• **抜粋本文**:
===============

多民族国家であるシンガポールは、学校教育で英語を第1言語とするなど、英語が広く使われ、暮らしの中で英会話が学べると思われがちですが、実際はそれ程単純ではありません。シンガポール人の話すシンガポール式英語(シングリッシュ)は、独特のアクセントや発音を持ち、中国語やマレー語、造語が混ざり聞き取りが難しいことに加え、買い物や飲食店の注文は限られた単語で成立するため、日常生活では英語で会話する機会は多くありません。そのため、英会話学習には、日本と同様にオンラインや通学で英会話学校を活用するのが一般的な方法となっていますが、ここでは、生活の中で英語を話す機会を増やす方法をご紹介します。

===============

• **データ内容**:

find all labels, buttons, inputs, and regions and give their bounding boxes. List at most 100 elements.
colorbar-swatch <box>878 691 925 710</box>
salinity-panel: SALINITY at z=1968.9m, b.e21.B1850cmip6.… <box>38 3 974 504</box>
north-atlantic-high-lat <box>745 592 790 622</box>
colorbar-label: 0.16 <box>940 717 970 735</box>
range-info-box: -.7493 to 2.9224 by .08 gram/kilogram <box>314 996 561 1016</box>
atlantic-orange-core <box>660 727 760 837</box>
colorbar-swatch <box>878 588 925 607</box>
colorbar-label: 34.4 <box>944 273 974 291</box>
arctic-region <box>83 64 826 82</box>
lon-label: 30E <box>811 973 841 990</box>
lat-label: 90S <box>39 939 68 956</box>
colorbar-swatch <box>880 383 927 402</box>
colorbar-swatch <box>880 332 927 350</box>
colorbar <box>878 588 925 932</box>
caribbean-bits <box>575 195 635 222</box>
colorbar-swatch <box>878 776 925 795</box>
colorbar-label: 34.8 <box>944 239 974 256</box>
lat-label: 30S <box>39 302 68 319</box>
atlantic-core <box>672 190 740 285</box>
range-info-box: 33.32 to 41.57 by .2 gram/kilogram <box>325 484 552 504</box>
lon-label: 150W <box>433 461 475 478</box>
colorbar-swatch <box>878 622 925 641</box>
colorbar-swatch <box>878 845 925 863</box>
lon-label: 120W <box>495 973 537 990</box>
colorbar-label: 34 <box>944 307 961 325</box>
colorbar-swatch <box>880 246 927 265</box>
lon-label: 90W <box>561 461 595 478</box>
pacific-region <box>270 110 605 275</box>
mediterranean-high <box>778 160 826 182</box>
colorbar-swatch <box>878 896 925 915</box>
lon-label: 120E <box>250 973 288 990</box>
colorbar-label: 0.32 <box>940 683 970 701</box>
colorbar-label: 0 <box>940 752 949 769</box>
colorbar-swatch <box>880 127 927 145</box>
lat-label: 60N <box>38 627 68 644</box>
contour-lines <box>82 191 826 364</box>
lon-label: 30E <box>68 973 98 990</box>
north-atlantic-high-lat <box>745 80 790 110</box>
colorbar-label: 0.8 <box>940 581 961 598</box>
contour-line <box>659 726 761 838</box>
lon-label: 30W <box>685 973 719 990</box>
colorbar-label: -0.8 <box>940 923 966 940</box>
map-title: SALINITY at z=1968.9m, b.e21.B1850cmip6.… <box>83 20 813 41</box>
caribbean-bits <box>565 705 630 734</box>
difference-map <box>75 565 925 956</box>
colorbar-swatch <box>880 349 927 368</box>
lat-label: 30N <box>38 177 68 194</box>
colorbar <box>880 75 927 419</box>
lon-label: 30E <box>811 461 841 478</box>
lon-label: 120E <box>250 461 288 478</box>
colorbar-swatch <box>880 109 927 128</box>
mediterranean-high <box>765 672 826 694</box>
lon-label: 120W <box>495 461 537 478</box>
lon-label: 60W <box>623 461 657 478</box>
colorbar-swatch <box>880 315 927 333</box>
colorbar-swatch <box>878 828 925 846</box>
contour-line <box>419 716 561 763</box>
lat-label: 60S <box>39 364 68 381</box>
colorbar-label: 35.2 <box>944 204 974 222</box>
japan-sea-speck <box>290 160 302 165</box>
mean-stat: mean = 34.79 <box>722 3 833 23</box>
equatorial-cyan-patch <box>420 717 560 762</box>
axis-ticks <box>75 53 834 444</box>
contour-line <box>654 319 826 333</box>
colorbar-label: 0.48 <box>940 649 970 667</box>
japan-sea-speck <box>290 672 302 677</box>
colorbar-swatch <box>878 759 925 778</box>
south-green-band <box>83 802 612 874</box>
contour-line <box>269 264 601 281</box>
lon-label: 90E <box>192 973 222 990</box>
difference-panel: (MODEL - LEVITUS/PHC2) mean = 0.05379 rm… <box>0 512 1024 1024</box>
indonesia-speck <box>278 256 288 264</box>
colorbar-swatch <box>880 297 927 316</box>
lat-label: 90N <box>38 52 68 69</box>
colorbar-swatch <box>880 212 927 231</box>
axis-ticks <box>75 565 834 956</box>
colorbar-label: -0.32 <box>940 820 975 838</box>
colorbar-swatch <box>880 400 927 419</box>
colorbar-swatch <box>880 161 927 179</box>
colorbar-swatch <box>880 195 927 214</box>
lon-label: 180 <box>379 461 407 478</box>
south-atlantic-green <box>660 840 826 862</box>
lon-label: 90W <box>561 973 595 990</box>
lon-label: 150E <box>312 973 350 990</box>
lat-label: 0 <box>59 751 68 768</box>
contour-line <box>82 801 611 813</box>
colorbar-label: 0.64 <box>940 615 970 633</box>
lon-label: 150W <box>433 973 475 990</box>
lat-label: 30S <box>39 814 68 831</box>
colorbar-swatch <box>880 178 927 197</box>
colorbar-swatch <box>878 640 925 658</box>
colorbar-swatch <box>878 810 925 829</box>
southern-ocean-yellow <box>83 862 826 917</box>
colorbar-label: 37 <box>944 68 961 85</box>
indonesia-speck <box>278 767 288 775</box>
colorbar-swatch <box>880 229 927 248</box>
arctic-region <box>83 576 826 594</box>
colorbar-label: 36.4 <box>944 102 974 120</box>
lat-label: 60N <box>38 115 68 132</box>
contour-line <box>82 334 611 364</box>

===============

• **作業指示 1**: シンガポールの英会話学習に関する本文で、シンガポール人の話すシンガポール式英語は何と呼ばれていますか。
• **作業指示 2**: シンガポールの英会話学習に関する本文の最後の文に続けて、その先を書いてください。

• **解答欄 1**: シングリッシュ

• **解答欄 2**:
1つ目は、日本の公民館のような施設であるコミュニティクラブで開催されるスポーツ、料理、楽器演奏などの教室やカラオケ大会、バザーなどのイベントへの参加です。コミュニティクラブは現在、シンガポール国内で108か所に設置されており、地区外の住民や外国人も参加できます。(コミュニティクラブについて詳しくは、「CLAIRメールマガジンVol.233(2019年8月9日)」参照。)
2つ目は、共通の興味・関心を持つ者同士が実際に会い交流することを目的としたSNSの活用です。利用者は、ウェブ上で地域のスポーツや趣味などの集まりから気になったものに申込み、当日はカフェなどの指定場所に集合します。参加料は原則無料です。私はこれまで、「トレイルウォーキング」「飲茶バイキング」「英語の練習・おしゃべりクラブ」などに参加しましたが、多国籍な参加者との会話は英語の良い練習になり、個人的に会って話す友人もできました。
シンガポールでは、新型コロナウイルス感染者の増加により、5月半ばから再び感染拡大防止措置が強化され、公共の場での集まりは2人まで、飲食店での店内飲食は一律禁止となりました。国内の感染状況が落ち着いたら、交流を楽しみながらの英会話学習を再開したいと思います。